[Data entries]
= = = =

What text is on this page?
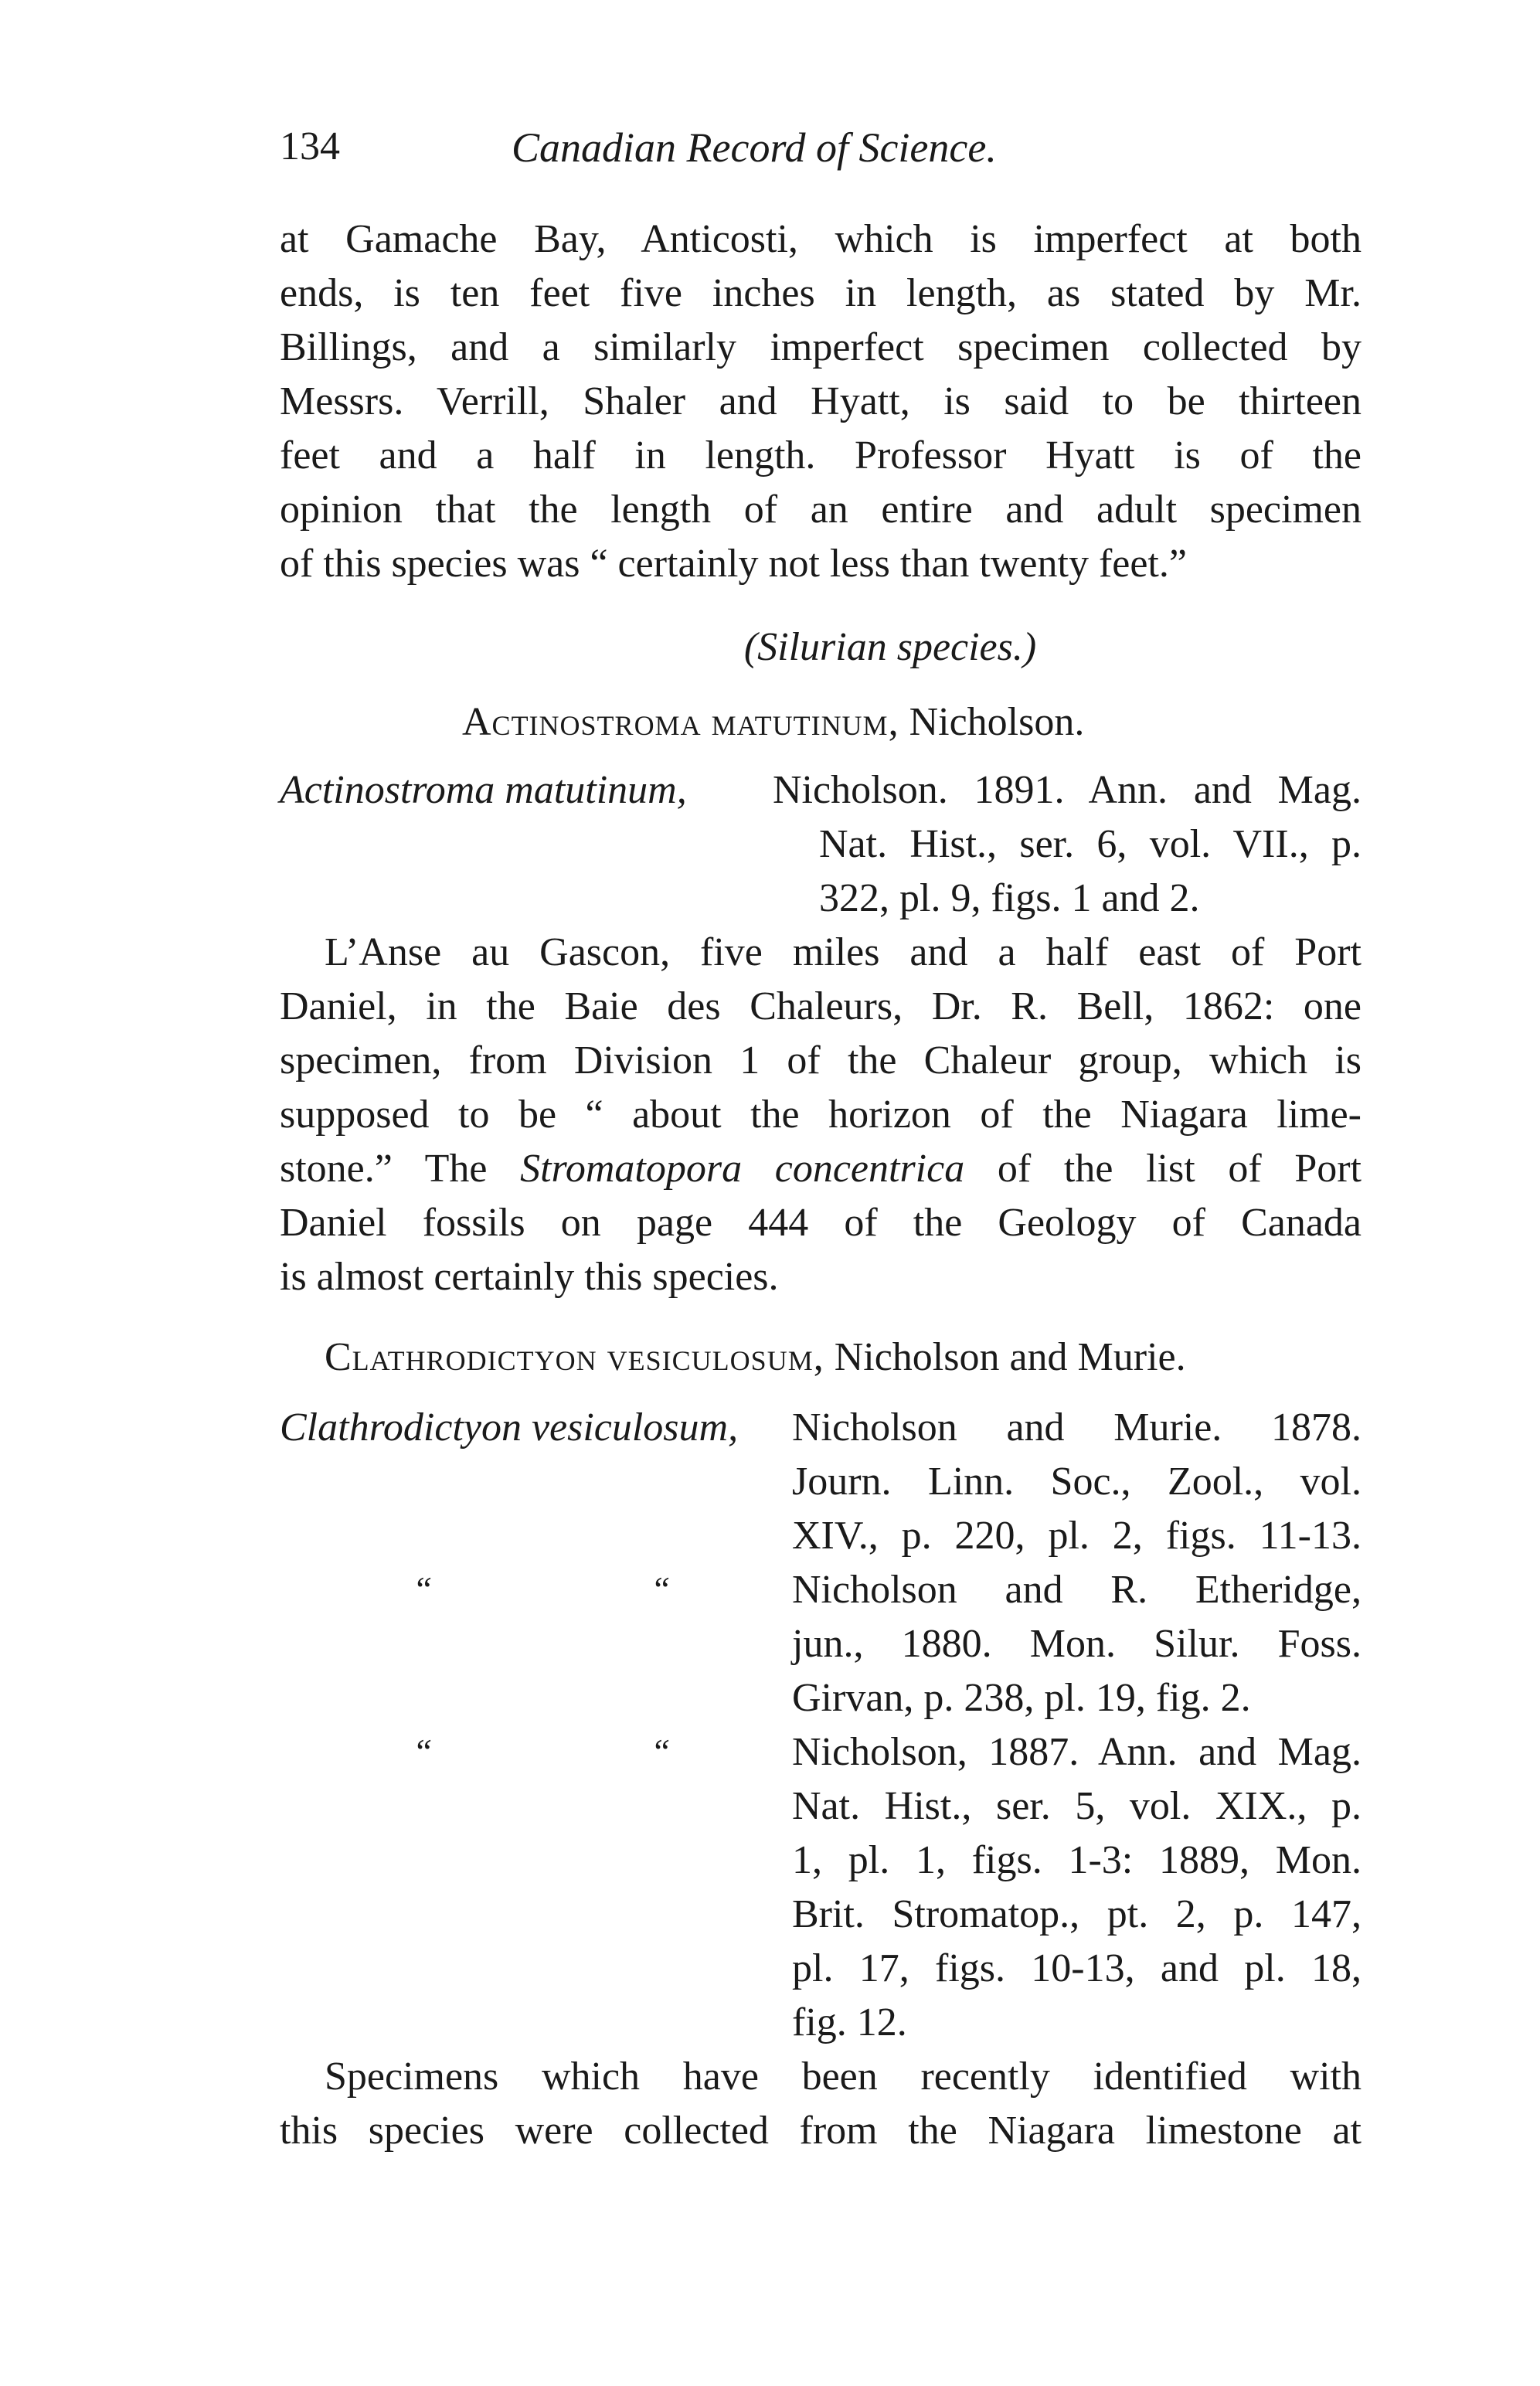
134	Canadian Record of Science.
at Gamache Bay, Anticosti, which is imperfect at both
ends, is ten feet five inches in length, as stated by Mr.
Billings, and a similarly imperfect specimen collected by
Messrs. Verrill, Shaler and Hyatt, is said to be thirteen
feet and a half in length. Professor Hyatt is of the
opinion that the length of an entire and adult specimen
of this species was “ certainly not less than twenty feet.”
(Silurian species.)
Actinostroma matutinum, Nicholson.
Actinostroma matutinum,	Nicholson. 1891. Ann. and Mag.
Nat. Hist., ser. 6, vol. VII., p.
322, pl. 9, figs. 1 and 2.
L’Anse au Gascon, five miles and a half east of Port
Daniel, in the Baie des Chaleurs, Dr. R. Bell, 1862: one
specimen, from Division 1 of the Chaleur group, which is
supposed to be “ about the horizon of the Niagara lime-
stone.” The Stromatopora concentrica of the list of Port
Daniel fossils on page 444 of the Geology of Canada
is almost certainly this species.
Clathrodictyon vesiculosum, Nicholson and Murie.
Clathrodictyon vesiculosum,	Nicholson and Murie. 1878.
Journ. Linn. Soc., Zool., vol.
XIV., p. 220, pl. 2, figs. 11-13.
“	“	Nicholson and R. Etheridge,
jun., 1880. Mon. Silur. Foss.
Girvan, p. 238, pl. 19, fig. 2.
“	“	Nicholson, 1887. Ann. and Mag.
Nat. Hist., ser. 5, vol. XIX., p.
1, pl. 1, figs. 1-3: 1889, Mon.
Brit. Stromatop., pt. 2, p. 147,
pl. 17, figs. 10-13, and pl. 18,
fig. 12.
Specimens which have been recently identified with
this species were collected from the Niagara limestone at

= = = =

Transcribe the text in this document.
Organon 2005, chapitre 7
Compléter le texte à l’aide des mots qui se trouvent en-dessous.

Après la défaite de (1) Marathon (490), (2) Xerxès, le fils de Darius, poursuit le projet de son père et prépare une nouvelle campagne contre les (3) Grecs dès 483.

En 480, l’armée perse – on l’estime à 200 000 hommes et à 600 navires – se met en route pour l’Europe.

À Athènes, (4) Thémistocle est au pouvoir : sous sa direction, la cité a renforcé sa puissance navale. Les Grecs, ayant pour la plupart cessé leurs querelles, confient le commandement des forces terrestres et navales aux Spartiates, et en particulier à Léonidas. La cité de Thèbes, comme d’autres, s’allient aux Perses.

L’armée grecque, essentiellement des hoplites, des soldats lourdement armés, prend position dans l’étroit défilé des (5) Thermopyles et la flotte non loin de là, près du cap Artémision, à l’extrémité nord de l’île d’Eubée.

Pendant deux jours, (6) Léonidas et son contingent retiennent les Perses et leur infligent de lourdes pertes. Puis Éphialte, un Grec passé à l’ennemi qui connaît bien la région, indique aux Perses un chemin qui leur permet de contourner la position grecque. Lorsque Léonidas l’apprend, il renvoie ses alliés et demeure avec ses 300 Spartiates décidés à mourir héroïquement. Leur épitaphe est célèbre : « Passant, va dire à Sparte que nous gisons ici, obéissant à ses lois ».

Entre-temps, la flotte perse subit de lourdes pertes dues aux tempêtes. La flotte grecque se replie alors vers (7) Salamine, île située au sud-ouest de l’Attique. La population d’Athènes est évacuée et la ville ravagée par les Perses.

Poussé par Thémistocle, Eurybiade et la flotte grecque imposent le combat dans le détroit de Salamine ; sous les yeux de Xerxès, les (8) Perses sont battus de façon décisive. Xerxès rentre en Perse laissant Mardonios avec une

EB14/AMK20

= = = =

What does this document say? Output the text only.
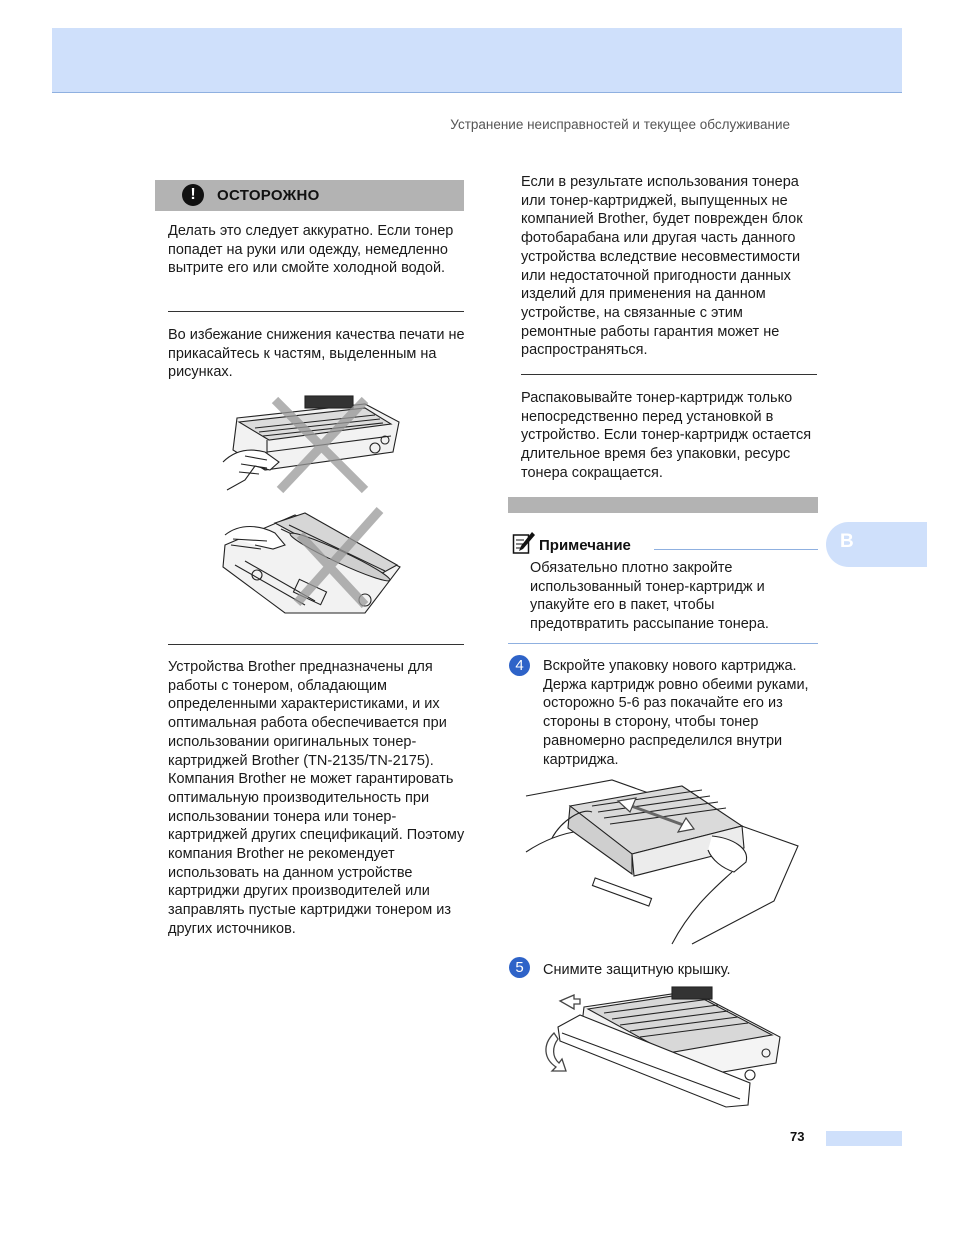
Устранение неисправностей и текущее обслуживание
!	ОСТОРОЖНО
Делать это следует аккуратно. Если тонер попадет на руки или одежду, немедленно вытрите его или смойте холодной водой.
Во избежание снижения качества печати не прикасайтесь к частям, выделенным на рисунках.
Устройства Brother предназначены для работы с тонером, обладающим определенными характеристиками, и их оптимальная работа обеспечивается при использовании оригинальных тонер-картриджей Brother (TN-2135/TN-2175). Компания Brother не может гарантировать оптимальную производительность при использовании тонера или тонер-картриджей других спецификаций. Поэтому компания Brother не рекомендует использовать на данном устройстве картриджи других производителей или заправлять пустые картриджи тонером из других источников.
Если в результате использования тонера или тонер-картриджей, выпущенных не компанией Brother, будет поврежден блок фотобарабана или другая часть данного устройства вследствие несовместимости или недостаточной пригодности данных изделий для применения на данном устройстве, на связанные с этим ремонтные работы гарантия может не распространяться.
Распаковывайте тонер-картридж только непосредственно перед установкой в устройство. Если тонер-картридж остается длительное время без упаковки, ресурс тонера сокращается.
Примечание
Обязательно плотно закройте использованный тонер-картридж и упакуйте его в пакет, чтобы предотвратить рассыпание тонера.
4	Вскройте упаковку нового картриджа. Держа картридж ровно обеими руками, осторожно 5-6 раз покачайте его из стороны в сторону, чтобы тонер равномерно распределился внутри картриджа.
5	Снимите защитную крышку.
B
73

= = = =

__Short exercise__.
Filter the listing above by the word "What"; copy each line that passes.

__Final result__.
What text is on this page?
What does this document say? Output the text only.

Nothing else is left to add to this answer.